Entries with figure data:
-------------------------
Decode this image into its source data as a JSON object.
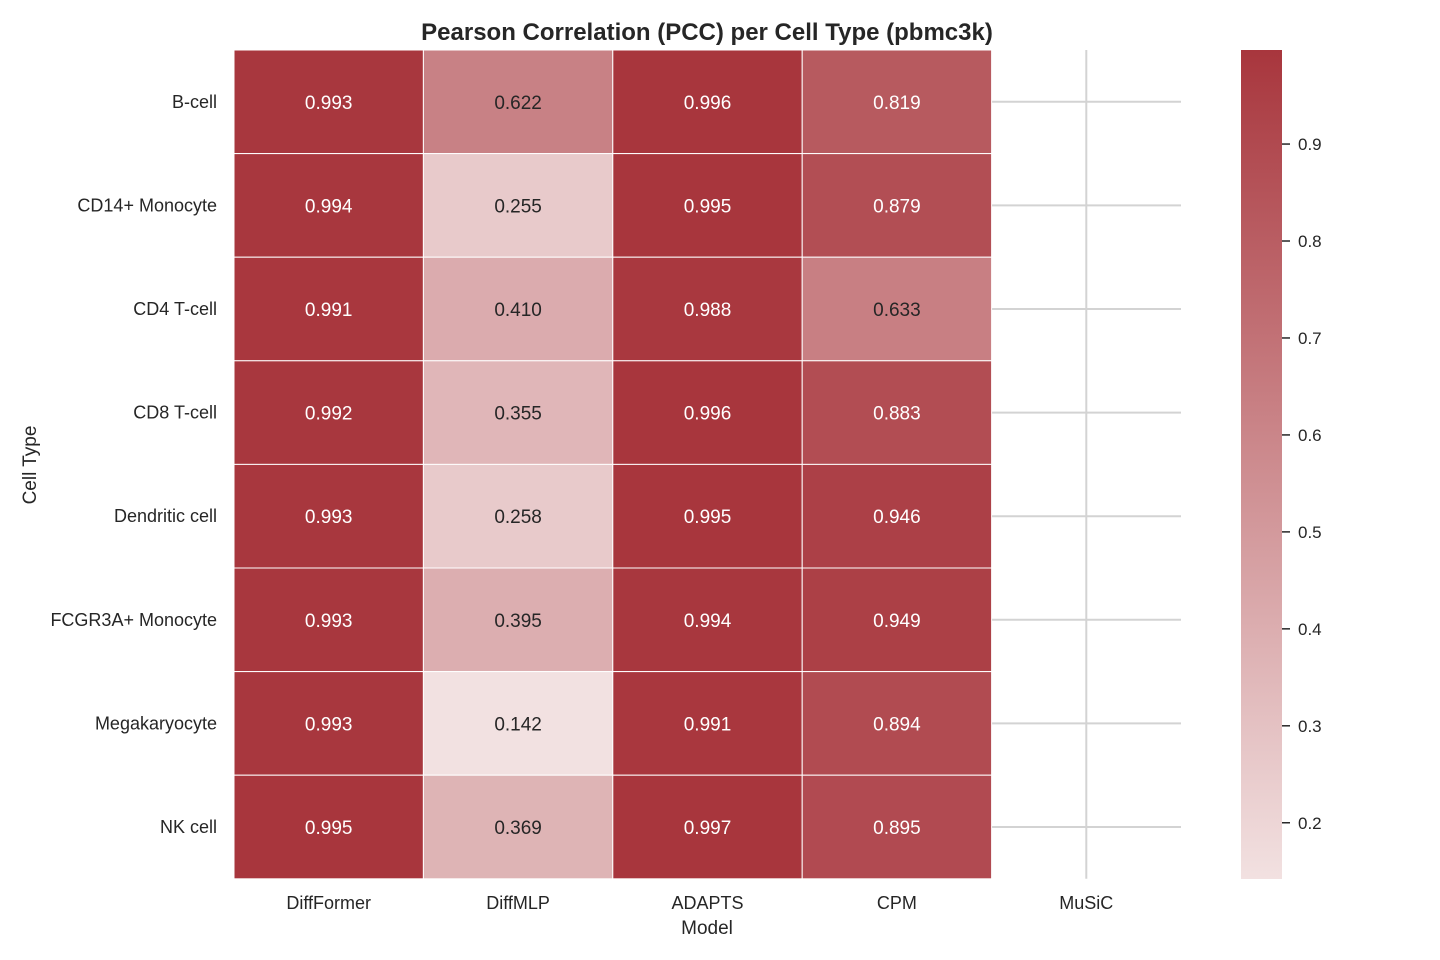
{
  "chart_data": {
    "type": "heatmap",
    "title": "Pearson Correlation (PCC) per Cell Type (pbmc3k)",
    "xlabel": "Model",
    "ylabel": "Cell Type",
    "x_categories": [
      "DiffFormer",
      "DiffMLP",
      "ADAPTS",
      "CPM",
      "MuSiC"
    ],
    "y_categories": [
      "B-cell",
      "CD14+ Monocyte",
      "CD4 T-cell",
      "CD8 T-cell",
      "Dendritic cell",
      "FCGR3A+ Monocyte",
      "Megakaryocyte",
      "NK cell"
    ],
    "values": [
      [
        0.993,
        0.622,
        0.996,
        0.819,
        null
      ],
      [
        0.994,
        0.255,
        0.995,
        0.879,
        null
      ],
      [
        0.991,
        0.41,
        0.988,
        0.633,
        null
      ],
      [
        0.992,
        0.355,
        0.996,
        0.883,
        null
      ],
      [
        0.993,
        0.258,
        0.995,
        0.946,
        null
      ],
      [
        0.993,
        0.395,
        0.994,
        0.949,
        null
      ],
      [
        0.993,
        0.142,
        0.991,
        0.894,
        null
      ],
      [
        0.995,
        0.369,
        0.997,
        0.895,
        null
      ]
    ],
    "colorbar": {
      "vmin": 0.142,
      "vmax": 0.997,
      "ticks": [
        0.2,
        0.3,
        0.4,
        0.5,
        0.6,
        0.7,
        0.8,
        0.9
      ],
      "tick_labels": [
        "0.2",
        "0.3",
        "0.4",
        "0.5",
        "0.6",
        "0.7",
        "0.8",
        "0.9"
      ]
    },
    "colormap": {
      "low": "#f2e1e1",
      "high": "#a8363d"
    },
    "grid": true
  }
}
-------------------------
_TASK:_ Restate the whole listing above exactly, except for its images.

_THE SOLUTION:_
Decode this image into its source data as a JSON object.
{
  "chart_data": {
    "type": "heatmap",
    "title": "Pearson Correlation (PCC) per Cell Type (pbmc3k)",
    "xlabel": "Model",
    "ylabel": "Cell Type",
    "x_categories": [
      "DiffFormer",
      "DiffMLP",
      "ADAPTS",
      "CPM",
      "MuSiC"
    ],
    "y_categories": [
      "B-cell",
      "CD14+ Monocyte",
      "CD4 T-cell",
      "CD8 T-cell",
      "Dendritic cell",
      "FCGR3A+ Monocyte",
      "Megakaryocyte",
      "NK cell"
    ],
    "values": [
      [
        0.993,
        0.622,
        0.996,
        0.819,
        null
      ],
      [
        0.994,
        0.255,
        0.995,
        0.879,
        null
      ],
      [
        0.991,
        0.41,
        0.988,
        0.633,
        null
      ],
      [
        0.992,
        0.355,
        0.996,
        0.883,
        null
      ],
      [
        0.993,
        0.258,
        0.995,
        0.946,
        null
      ],
      [
        0.993,
        0.395,
        0.994,
        0.949,
        null
      ],
      [
        0.993,
        0.142,
        0.991,
        0.894,
        null
      ],
      [
        0.995,
        0.369,
        0.997,
        0.895,
        null
      ]
    ],
    "colorbar": {
      "vmin": 0.142,
      "vmax": 0.997,
      "ticks": [
        0.2,
        0.3,
        0.4,
        0.5,
        0.6,
        0.7,
        0.8,
        0.9
      ],
      "tick_labels": [
        "0.2",
        "0.3",
        "0.4",
        "0.5",
        "0.6",
        "0.7",
        "0.8",
        "0.9"
      ]
    },
    "colormap": {
      "low": "#f2e1e1",
      "high": "#a8363d"
    },
    "grid": true
  }
}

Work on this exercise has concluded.